### Selected excerpt
--- Begin ---

Question

Write the unit vector in the opposite direction to \( \vec{u} = 8\hat{i} + 3\hat{j} - \hat{k} \).

Hint:

The unit vector in the opposite direction is obtained by negating the unit vector in the original direction.

Answer 1

Step 1: Recall the formula for unit vectors.
A unit vector in the direction of a vector \( \vec{v} \) is given by: \[ \hat{v} = \frac{\vec{v}}{|\vec{v}|} \]

Step 2: Find the magnitude of \( \vec{u} \).
The magnitude of \( \vec{u} = 8\hat{i} + 3\hat{j} - \hat{k} \) is: \[ |\vec{u}| = \sqrt{8^2 + 3^2 + (-1)^2} = \sqrt{64 + 9 + 1} = \sqrt{74} \]

Step 3: Find the unit vector in the opposite direction.
The unit vector in the opposite direction is: \[ \hat{u} = -\frac{\vec{u}}{|\vec{u}|} = -\frac{8\hat{i} + 3\hat{j} - \hat{k}}{\sqrt{74}} = -\frac{8}{\sqrt{74}}\hat{i} - \frac{3}{\sqrt{74}}\hat{j} + \frac{1}{\sqrt{74}}\hat{k} \]

Final Answer: \[ \boxed{-\frac{8}{\sqrt{74}}\hat{i} - \frac{3}{\sqrt{74}}\hat{j} + \frac{1}{\sqrt{74}}\hat{k}} \]

--- End ---

### Set problem 1
Can you express the listing below as a JSON list of strings, one per line with blank lines left out, running from its first line up to and including the line containing "- create-workspace-button[interactable]: Create"?

### Records for processing

--- Begin ---

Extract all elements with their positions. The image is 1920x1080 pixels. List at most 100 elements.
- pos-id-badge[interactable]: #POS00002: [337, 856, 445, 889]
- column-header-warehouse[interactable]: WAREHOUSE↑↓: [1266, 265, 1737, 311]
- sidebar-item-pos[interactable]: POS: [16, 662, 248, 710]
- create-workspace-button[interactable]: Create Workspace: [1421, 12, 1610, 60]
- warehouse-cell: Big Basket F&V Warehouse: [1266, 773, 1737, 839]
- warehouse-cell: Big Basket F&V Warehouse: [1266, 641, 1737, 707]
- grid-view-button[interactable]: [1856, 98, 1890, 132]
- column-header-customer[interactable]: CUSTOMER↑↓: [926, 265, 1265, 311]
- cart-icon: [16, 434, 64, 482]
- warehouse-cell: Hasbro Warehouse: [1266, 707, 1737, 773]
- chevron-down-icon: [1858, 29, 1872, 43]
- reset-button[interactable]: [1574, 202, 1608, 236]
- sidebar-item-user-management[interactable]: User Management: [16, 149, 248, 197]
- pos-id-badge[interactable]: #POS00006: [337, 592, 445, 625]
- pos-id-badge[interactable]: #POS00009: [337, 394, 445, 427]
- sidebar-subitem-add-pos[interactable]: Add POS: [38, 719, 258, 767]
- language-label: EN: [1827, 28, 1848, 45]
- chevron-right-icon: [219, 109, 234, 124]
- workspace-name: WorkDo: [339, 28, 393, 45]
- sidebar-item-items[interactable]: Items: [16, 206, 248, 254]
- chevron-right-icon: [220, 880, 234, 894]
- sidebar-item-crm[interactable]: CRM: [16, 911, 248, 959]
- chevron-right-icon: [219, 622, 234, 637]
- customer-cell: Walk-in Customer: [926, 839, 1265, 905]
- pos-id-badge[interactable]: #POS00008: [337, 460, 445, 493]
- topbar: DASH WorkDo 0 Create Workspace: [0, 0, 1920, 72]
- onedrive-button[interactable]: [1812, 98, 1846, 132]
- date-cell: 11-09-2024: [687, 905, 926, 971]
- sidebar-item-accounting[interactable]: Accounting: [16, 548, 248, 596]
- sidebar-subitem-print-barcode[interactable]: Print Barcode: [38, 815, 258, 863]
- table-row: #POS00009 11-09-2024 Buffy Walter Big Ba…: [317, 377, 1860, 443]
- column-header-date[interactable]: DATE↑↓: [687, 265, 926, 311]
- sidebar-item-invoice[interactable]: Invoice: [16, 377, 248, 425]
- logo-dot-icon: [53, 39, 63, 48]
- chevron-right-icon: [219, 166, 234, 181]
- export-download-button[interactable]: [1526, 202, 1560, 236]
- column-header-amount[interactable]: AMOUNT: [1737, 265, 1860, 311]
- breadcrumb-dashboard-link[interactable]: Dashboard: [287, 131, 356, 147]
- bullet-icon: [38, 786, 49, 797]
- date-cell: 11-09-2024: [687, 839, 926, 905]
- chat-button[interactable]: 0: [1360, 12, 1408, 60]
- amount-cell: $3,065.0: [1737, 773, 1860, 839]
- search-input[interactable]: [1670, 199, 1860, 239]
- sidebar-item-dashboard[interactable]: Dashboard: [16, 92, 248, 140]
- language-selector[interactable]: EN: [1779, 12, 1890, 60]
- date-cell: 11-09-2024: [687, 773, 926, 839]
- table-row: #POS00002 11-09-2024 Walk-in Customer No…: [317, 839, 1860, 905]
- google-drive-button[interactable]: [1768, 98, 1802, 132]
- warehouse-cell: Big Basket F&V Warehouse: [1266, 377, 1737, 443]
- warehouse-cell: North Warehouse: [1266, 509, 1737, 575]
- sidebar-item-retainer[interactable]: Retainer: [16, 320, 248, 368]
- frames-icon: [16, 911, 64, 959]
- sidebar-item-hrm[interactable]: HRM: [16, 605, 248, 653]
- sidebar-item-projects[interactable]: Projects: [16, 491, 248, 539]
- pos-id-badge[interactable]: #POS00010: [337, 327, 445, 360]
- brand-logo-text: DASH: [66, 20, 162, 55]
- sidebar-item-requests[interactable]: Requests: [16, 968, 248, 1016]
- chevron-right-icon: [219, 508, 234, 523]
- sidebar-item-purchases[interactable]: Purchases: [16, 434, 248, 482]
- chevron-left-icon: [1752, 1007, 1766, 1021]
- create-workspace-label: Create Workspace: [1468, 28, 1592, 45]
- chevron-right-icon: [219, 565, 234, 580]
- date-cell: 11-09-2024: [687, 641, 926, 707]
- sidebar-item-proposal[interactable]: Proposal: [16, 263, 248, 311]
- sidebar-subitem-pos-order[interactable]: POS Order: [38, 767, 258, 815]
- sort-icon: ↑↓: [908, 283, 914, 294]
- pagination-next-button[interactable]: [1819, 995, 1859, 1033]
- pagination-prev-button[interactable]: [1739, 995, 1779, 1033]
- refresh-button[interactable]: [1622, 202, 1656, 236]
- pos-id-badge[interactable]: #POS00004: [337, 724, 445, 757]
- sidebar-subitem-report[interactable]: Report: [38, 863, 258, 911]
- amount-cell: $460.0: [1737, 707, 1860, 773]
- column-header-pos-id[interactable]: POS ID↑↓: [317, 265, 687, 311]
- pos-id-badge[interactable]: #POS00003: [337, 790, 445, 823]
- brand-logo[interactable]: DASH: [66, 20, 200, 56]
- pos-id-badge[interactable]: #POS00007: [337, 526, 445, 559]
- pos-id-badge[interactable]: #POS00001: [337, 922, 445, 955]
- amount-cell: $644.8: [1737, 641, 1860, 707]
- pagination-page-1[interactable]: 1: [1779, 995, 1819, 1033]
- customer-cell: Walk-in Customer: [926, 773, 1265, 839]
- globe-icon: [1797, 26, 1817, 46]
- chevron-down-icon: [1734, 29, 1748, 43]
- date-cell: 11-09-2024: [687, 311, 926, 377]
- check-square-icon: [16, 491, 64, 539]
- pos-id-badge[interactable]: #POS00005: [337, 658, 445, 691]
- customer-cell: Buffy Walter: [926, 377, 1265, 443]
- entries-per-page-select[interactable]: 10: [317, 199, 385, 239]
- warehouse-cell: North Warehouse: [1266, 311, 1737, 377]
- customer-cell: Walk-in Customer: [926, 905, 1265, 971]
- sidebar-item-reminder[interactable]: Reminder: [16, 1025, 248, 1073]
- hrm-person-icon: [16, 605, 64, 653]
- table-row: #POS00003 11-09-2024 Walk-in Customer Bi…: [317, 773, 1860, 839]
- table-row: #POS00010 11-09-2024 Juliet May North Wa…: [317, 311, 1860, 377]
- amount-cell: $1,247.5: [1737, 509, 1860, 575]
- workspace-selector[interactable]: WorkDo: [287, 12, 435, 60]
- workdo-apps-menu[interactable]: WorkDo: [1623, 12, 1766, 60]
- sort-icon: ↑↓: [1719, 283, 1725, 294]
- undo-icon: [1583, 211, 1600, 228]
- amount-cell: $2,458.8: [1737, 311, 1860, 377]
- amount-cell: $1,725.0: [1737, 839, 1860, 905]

--- End ---

### Set problem 2
Could you quote the unit vector problem from "Step 2: Find" up to and including "the opposite direction."?

### Task result 1
[
  "Extract all elements with their positions. The image is 1920x1080 pixels. List at most 100 elements.",
  "- pos-id-badge[interactable]: #POS00002: [337, 856, 445, 889]",
  "- column-header-warehouse[interactable]: WAREHOUSE↑↓: [1266, 265, 1737, 311]",
  "- sidebar-item-pos[interactable]: POS: [16, 662, 248, 710]",
  "- create-workspace-button[interactable]: Create Workspace: [1421, 12, 1610, 60]"
]

### Task result 2
Step 2: Find the magnitude of \( \vec{u} \).
The magnitude of \( \vec{u} = 8\hat{i} + 3\hat{j} - \hat{k} \) is: \[ |\vec{u}| = \sqrt{8^2 + 3^2 + (-1)^2} = \sqrt{64 + 9 + 1} = \sqrt{74} \]

Step 3: Find the unit vector in the opposite direction.